**Instructions for the task**
The entries below need to be written out exactly, with no pictures included.

**Records provided**

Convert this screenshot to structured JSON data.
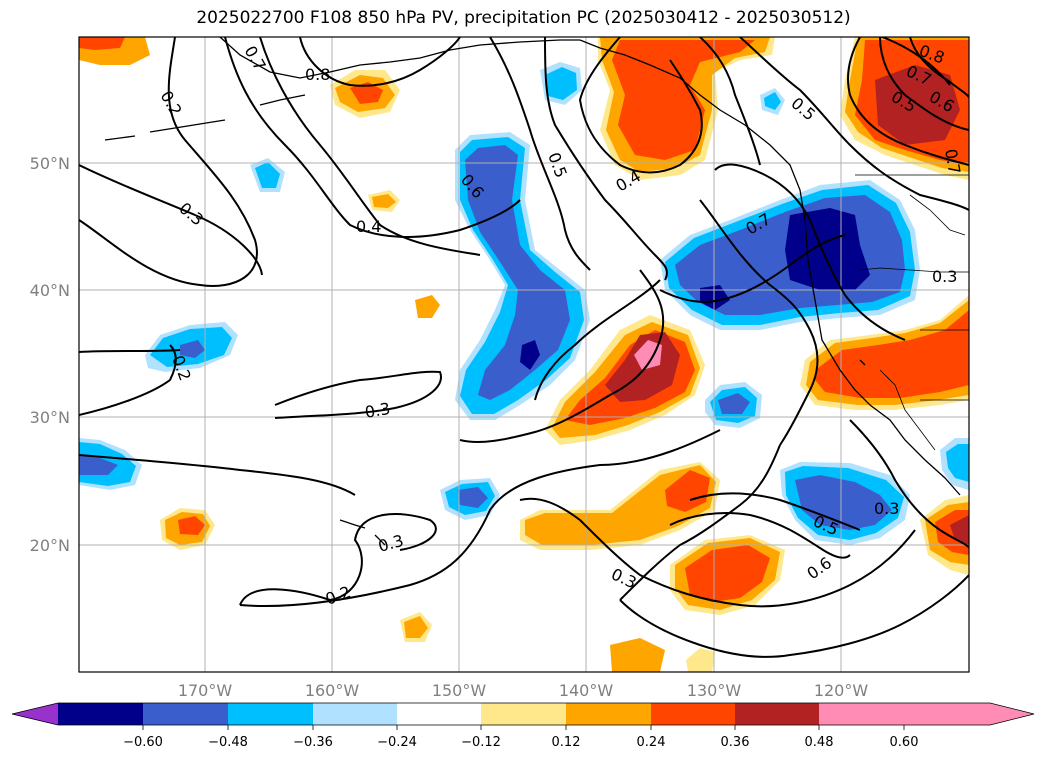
{
  "title": "2025022700 F108 850 hPa PV, precipitation PC (2025030412 - 2025030512)",
  "lat_labels": [
    "50°N",
    "40°N",
    "30°N",
    "20°N"
  ],
  "lon_labels": [
    "170°W",
    "160°W",
    "150°W",
    "140°W",
    "130°W",
    "120°W"
  ],
  "contour_labels": [
    "0.2",
    "0.3",
    "0.4",
    "0.5",
    "0.6",
    "0.7",
    "0.8"
  ],
  "colorbar": {
    "ticks": [
      "−0.60",
      "−0.48",
      "−0.36",
      "−0.24",
      "−0.12",
      "0.12",
      "0.24",
      "0.36",
      "0.48",
      "0.60"
    ],
    "colors": [
      "#9932cc",
      "#00008b",
      "#3a5fcd",
      "#00bfff",
      "#b0e2ff",
      "#ffffff",
      "#ffe78c",
      "#ffa500",
      "#ff4500",
      "#b22222",
      "#ff8cb4"
    ]
  }
}
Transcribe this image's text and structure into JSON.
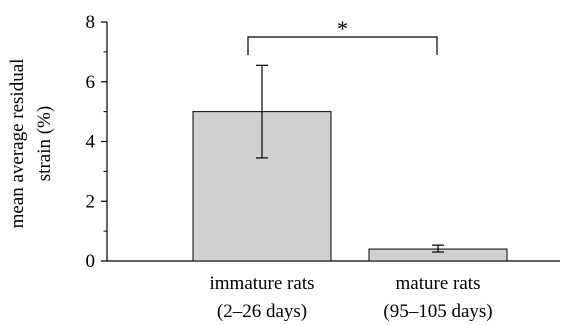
{
  "chart_data": {
    "type": "bar",
    "categories": [
      [
        "immature rats",
        "(2–26 days)"
      ],
      [
        "mature rats",
        "(95–105 days)"
      ]
    ],
    "values": [
      5.0,
      0.4
    ],
    "error_bars": [
      {
        "lower": 3.45,
        "upper": 6.55
      },
      {
        "lower": 0.3,
        "upper": 0.53
      }
    ],
    "ylabel": [
      "mean average residual",
      "strain (%)"
    ],
    "ylim": [
      0,
      8
    ],
    "yticks": [
      0,
      2,
      4,
      6,
      8
    ],
    "bar_color": "#d0d0d0",
    "significance": {
      "label": "*",
      "between": [
        0,
        1
      ]
    },
    "grid": false,
    "legend": "none"
  }
}
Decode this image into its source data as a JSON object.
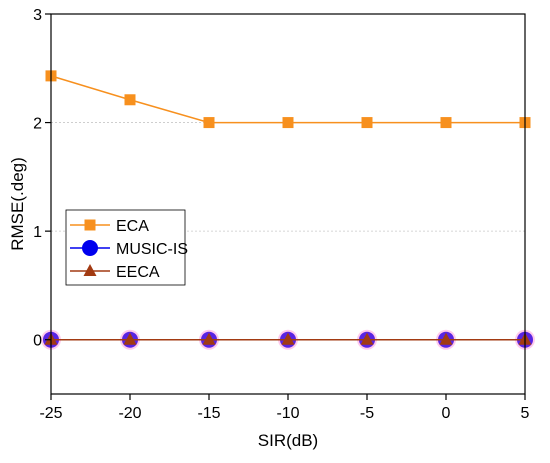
{
  "chart_data": {
    "type": "line",
    "xlabel": "SIR(dB)",
    "ylabel": "RMSE(.deg)",
    "x": [
      -25,
      -20,
      -15,
      -10,
      -5,
      0,
      5
    ],
    "xlim": [
      -25,
      5
    ],
    "ylim": [
      -0.5,
      3
    ],
    "xticks": [
      "-25",
      "-20",
      "-15",
      "-10",
      "-5",
      "0",
      "5"
    ],
    "yticks": [
      "0",
      "1",
      "2",
      "3"
    ],
    "grid": "horizontal dotted at y=1 and y=2",
    "legend_position": "left-middle",
    "series": [
      {
        "name": "ECA",
        "values": [
          2.43,
          2.21,
          2.0,
          2.0,
          2.0,
          2.0,
          2.0
        ],
        "color": "#f7901e",
        "marker": "square"
      },
      {
        "name": "MUSIC-IS",
        "values": [
          0,
          0,
          0,
          0,
          0,
          0,
          0
        ],
        "color": "#0000ee",
        "marker": "circle"
      },
      {
        "name": "EECA",
        "values": [
          0,
          0,
          0,
          0,
          0,
          0,
          0
        ],
        "color": "#a23a12",
        "marker": "triangle",
        "halo_color": "#ff66cc"
      }
    ]
  }
}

**Solution to the problem**
Convert this screenshot to structured JSON data.
{
  "title": "2025022700 F108 850 hPa PV, precipitation PC (2025030412 - 2025030512)",
  "lat_labels": [
    "50°N",
    "40°N",
    "30°N",
    "20°N"
  ],
  "lon_labels": [
    "170°W",
    "160°W",
    "150°W",
    "140°W",
    "130°W",
    "120°W"
  ],
  "contour_labels": [
    "0.2",
    "0.3",
    "0.4",
    "0.5",
    "0.6",
    "0.7",
    "0.8"
  ],
  "colorbar": {
    "ticks": [
      "−0.60",
      "−0.48",
      "−0.36",
      "−0.24",
      "−0.12",
      "0.12",
      "0.24",
      "0.36",
      "0.48",
      "0.60"
    ],
    "colors": [
      "#9932cc",
      "#00008b",
      "#3a5fcd",
      "#00bfff",
      "#b0e2ff",
      "#ffffff",
      "#ffe78c",
      "#ffa500",
      "#ff4500",
      "#b22222",
      "#ff8cb4"
    ]
  }
}
Transcribe this image's text and structure into JSON.
{
  "chart_data": {
    "type": "bar",
    "categories": [
      [
        "immature rats",
        "(2–26 days)"
      ],
      [
        "mature rats",
        "(95–105 days)"
      ]
    ],
    "values": [
      5.0,
      0.4
    ],
    "error_bars": [
      {
        "lower": 3.45,
        "upper": 6.55
      },
      {
        "lower": 0.3,
        "upper": 0.53
      }
    ],
    "ylabel": [
      "mean average residual",
      "strain (%)"
    ],
    "ylim": [
      0,
      8
    ],
    "yticks": [
      0,
      2,
      4,
      6,
      8
    ],
    "bar_color": "#d0d0d0",
    "significance": {
      "label": "*",
      "between": [
        0,
        1
      ]
    },
    "grid": false,
    "legend": "none"
  }
}
Decode this image into its source data as a JSON object.
{
  "chart_data": {
    "type": "line",
    "xlabel": "SIR(dB)",
    "ylabel": "RMSE(.deg)",
    "x": [
      -25,
      -20,
      -15,
      -10,
      -5,
      0,
      5
    ],
    "xlim": [
      -25,
      5
    ],
    "ylim": [
      -0.5,
      3
    ],
    "xticks": [
      "-25",
      "-20",
      "-15",
      "-10",
      "-5",
      "0",
      "5"
    ],
    "yticks": [
      "0",
      "1",
      "2",
      "3"
    ],
    "grid": "horizontal dotted at y=1 and y=2",
    "legend_position": "left-middle",
    "series": [
      {
        "name": "ECA",
        "values": [
          2.43,
          2.21,
          2.0,
          2.0,
          2.0,
          2.0,
          2.0
        ],
        "color": "#f7901e",
        "marker": "square"
      },
      {
        "name": "MUSIC-IS",
        "values": [
          0,
          0,
          0,
          0,
          0,
          0,
          0
        ],
        "color": "#0000ee",
        "marker": "circle"
      },
      {
        "name": "EECA",
        "values": [
          0,
          0,
          0,
          0,
          0,
          0,
          0
        ],
        "color": "#a23a12",
        "marker": "triangle",
        "halo_color": "#ff66cc"
      }
    ]
  }
}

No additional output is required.